─── RECORD SET ───

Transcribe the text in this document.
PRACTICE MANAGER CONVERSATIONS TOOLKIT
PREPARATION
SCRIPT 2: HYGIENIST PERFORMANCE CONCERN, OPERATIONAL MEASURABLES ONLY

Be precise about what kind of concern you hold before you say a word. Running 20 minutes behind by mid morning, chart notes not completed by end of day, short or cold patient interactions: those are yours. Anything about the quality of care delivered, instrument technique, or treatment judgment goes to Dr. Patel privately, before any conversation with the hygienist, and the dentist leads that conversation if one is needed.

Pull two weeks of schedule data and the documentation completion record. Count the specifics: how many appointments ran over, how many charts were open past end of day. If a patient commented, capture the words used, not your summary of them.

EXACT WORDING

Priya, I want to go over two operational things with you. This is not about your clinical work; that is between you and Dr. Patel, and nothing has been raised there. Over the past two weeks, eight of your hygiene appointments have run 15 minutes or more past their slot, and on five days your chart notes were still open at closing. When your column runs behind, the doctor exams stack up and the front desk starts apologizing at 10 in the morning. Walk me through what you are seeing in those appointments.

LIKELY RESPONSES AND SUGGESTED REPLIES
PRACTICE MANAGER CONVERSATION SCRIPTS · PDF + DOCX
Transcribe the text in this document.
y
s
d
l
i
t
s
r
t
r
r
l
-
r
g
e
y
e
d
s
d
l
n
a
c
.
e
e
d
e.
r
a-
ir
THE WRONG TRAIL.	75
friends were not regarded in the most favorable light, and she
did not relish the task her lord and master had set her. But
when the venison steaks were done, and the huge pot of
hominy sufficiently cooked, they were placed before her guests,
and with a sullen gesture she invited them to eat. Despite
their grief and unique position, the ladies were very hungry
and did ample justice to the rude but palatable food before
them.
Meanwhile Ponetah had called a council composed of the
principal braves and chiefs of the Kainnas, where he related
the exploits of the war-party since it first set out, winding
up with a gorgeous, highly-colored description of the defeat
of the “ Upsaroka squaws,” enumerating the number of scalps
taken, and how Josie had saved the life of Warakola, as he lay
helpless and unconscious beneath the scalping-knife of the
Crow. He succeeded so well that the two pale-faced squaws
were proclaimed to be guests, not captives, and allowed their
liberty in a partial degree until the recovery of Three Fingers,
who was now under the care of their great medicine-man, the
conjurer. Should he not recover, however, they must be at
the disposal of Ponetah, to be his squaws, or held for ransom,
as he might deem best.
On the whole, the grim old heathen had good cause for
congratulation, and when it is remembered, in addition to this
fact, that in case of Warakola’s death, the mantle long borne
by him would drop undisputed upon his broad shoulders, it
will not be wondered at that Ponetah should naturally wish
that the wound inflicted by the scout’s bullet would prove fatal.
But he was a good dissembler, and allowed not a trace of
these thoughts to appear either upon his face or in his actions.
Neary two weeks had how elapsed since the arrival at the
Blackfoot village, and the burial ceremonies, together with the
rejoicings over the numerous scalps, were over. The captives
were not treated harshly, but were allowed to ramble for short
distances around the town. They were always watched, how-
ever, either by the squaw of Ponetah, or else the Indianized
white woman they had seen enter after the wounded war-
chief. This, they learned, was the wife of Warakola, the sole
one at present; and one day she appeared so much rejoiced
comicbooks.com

───

• [WHAT IS NEEDED] Restate all of the entries above precisely.

• [ANSWER TO THIS PROBLEM]
Transcribe the text in this document.
PRACTICE MANAGER CONVERSATIONS TOOLKIT
PREPARATION
SCRIPT 2: HYGIENIST PERFORMANCE CONCERN, OPERATIONAL MEASURABLES ONLY

Be precise about what kind of concern you hold before you say a word. Running 20 minutes behind by mid morning, chart notes not completed by end of day, short or cold patient interactions: those are yours. Anything about the quality of care delivered, instrument technique, or treatment judgment goes to Dr. Patel privately, before any conversation with the hygienist, and the dentist leads that conversation if one is needed.

Pull two weeks of schedule data and the documentation completion record. Count the specifics: how many appointments ran over, how many charts were open past end of day. If a patient commented, capture the words used, not your summary of them.

EXACT WORDING

Priya, I want to go over two operational things with you. This is not about your clinical work; that is between you and Dr. Patel, and nothing has been raised there. Over the past two weeks, eight of your hygiene appointments have run 15 minutes or more past their slot, and on five days your chart notes were still open at closing. When your column runs behind, the doctor exams stack up and the front desk starts apologizing at 10 in the morning. Walk me through what you are seeing in those appointments.

LIKELY RESPONSES AND SUGGESTED REPLIES
PRACTICE MANAGER CONVERSATION SCRIPTS · PDF + DOCX
Transcribe the text in this document.
y
s
d
l
i
t
s
r
t
r
r
l
-
r
g
e
y
e
d
s
d
l
n
a
c
.
e
e
d
e.
r
a-
ir
THE WRONG TRAIL.	75
friends were not regarded in the most favorable light, and she
did not relish the task her lord and master had set her. But
when the venison steaks were done, and the huge pot of
hominy sufficiently cooked, they were placed before her guests,
and with a sullen gesture she invited them to eat. Despite
their grief and unique position, the ladies were very hungry
and did ample justice to the rude but palatable food before
them.
Meanwhile Ponetah had called a council composed of the
principal braves and chiefs of the Kainnas, where he related
the exploits of the war-party since it first set out, winding
up with a gorgeous, highly-colored description of the defeat
of the “ Upsaroka squaws,” enumerating the number of scalps
taken, and how Josie had saved the life of Warakola, as he lay
helpless and unconscious beneath the scalping-knife of the
Crow. He succeeded so well that the two pale-faced squaws
were proclaimed to be guests, not captives, and allowed their
liberty in a partial degree until the recovery of Three Fingers,
who was now under the care of their great medicine-man, the
conjurer. Should he not recover, however, they must be at
the disposal of Ponetah, to be his squaws, or held for ransom,
as he might deem best.
On the whole, the grim old heathen had good cause for
congratulation, and when it is remembered, in addition to this
fact, that in case of Warakola’s death, the mantle long borne
by him would drop undisputed upon his broad shoulders, it
will not be wondered at that Ponetah should naturally wish
that the wound inflicted by the scout’s bullet would prove fatal.
But he was a good dissembler, and allowed not a trace of
these thoughts to appear either upon his face or in his actions.
Neary two weeks had how elapsed since the arrival at the
Blackfoot village, and the burial ceremonies, together with the
rejoicings over the numerous scalps, were over. The captives
were not treated harshly, but were allowed to ramble for short
distances around the town. They were always watched, how-
ever, either by the squaw of Ponetah, or else the Indianized
white woman they had seen enter after the wounded war-
chief. This, they learned, was the wife of Warakola, the sole
one at present; and one day she appeared so much rejoiced
comicbooks.com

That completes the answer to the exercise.